Exercise objective: How many lines of the material contain the string "Earth", matching case exactly? Reply with the number alone.

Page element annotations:
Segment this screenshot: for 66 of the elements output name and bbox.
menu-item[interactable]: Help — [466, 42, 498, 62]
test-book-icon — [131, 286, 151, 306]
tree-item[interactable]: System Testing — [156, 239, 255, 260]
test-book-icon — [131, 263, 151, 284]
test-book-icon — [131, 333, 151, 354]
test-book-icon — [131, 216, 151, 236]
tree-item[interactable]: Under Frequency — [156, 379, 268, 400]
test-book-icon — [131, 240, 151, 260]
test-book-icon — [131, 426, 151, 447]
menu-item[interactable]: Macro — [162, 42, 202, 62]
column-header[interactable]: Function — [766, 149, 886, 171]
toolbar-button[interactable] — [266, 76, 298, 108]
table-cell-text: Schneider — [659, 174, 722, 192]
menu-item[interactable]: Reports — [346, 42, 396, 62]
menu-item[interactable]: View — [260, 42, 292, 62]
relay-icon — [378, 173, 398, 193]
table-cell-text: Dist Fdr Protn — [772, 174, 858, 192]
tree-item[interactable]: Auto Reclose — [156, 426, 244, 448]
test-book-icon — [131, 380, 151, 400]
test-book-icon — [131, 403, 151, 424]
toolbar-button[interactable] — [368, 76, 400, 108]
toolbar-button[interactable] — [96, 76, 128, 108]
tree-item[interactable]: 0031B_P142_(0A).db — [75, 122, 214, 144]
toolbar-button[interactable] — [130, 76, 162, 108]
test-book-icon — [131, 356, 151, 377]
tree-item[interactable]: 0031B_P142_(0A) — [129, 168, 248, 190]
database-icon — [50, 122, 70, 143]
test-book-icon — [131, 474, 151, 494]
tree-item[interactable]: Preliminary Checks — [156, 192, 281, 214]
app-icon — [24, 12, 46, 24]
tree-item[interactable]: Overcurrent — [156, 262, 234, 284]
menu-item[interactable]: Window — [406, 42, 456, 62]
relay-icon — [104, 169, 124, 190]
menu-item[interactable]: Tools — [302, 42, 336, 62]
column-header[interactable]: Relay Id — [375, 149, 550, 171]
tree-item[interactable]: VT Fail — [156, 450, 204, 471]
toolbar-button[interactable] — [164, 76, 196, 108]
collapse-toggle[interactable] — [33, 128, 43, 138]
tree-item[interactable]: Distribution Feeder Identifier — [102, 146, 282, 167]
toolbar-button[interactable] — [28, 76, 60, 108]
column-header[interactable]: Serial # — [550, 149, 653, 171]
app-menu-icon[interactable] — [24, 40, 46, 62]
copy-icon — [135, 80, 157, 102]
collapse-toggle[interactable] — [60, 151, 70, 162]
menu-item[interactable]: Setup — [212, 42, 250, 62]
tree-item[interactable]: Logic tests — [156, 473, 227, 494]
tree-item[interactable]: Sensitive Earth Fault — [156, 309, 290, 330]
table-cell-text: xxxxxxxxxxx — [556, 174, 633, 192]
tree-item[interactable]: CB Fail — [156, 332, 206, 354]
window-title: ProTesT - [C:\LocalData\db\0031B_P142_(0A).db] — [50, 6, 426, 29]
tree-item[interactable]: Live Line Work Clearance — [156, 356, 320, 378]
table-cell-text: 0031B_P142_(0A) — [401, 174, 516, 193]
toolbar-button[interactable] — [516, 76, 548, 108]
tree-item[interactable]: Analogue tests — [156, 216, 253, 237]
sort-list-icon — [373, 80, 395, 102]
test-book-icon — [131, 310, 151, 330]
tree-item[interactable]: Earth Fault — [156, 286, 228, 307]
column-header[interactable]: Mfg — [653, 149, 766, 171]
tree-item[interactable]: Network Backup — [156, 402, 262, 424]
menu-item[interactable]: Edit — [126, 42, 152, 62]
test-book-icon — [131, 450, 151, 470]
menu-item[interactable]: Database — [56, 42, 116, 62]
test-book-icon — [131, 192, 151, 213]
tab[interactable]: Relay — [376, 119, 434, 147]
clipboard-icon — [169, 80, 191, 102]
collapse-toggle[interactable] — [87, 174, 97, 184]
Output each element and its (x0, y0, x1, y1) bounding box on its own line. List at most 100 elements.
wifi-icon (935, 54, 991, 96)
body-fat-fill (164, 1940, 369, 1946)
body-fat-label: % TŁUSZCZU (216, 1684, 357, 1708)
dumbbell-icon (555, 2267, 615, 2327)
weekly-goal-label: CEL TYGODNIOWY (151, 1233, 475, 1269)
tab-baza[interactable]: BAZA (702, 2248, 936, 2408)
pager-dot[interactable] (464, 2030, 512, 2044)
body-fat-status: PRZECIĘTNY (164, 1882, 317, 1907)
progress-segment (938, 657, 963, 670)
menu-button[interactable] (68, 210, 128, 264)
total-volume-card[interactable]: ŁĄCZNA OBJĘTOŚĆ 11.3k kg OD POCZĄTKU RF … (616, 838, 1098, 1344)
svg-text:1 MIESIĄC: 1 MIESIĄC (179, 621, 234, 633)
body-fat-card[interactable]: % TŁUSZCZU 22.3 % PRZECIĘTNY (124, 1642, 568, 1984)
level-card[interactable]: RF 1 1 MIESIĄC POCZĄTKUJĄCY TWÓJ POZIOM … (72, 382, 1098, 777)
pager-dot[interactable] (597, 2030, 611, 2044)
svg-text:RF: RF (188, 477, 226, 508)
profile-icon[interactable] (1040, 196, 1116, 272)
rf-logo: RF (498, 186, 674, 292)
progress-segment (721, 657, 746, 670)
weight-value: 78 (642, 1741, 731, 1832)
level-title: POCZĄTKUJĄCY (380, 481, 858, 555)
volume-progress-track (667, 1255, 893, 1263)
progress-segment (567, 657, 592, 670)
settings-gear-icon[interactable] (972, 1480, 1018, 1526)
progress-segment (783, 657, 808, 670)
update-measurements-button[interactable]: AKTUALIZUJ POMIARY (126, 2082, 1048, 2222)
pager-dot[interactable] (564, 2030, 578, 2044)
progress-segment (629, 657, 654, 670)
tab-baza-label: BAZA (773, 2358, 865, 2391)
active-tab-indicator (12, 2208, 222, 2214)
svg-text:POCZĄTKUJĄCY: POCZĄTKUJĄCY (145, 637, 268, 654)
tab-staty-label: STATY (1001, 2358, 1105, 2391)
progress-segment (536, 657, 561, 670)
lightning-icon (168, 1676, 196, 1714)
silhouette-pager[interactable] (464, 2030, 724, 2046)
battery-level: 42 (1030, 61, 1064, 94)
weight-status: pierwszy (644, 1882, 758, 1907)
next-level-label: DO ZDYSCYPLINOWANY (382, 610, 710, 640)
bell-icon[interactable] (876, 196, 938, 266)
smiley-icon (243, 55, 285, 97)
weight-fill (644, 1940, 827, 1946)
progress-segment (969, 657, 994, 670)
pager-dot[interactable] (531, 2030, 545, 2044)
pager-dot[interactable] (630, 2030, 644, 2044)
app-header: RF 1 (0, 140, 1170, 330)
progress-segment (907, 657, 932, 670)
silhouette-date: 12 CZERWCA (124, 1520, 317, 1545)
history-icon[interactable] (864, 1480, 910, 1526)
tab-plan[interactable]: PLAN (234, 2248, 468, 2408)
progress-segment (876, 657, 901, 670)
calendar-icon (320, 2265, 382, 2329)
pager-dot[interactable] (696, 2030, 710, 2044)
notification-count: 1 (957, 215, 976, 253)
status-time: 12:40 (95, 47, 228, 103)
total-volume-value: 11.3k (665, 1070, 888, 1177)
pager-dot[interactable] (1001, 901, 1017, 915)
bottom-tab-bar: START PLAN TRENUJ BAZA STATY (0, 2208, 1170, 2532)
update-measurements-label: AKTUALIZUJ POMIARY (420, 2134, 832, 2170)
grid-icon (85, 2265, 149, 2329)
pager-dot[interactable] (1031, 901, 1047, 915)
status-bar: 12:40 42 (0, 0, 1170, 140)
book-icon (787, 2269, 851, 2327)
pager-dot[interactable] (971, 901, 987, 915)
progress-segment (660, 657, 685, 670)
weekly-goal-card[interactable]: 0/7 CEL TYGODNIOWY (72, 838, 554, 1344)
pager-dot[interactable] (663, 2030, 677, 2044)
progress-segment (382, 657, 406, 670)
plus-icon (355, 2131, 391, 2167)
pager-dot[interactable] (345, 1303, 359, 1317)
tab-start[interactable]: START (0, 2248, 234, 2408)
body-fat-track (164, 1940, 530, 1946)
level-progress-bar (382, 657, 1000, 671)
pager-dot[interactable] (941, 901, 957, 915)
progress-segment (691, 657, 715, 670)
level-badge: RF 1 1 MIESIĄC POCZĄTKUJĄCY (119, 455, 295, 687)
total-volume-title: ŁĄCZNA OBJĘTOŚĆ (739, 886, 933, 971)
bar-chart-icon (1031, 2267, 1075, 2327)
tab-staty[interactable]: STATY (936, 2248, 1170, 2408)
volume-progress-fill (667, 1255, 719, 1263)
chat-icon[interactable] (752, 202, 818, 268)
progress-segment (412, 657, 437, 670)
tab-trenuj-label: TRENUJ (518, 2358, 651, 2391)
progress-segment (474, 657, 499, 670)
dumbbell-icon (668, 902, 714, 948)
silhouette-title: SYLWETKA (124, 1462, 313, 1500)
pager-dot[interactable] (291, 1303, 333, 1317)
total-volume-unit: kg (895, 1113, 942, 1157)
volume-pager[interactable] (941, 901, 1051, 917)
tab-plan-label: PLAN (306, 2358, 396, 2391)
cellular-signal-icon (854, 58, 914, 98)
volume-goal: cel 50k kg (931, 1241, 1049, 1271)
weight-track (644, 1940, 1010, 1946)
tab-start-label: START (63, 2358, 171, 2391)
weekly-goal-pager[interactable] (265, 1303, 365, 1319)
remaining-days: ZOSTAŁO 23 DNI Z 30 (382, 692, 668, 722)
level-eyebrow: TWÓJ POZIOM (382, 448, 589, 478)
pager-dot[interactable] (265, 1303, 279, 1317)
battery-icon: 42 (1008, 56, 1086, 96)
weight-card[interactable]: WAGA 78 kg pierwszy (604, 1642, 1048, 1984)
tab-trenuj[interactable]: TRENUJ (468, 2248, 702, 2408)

Result for this task: 2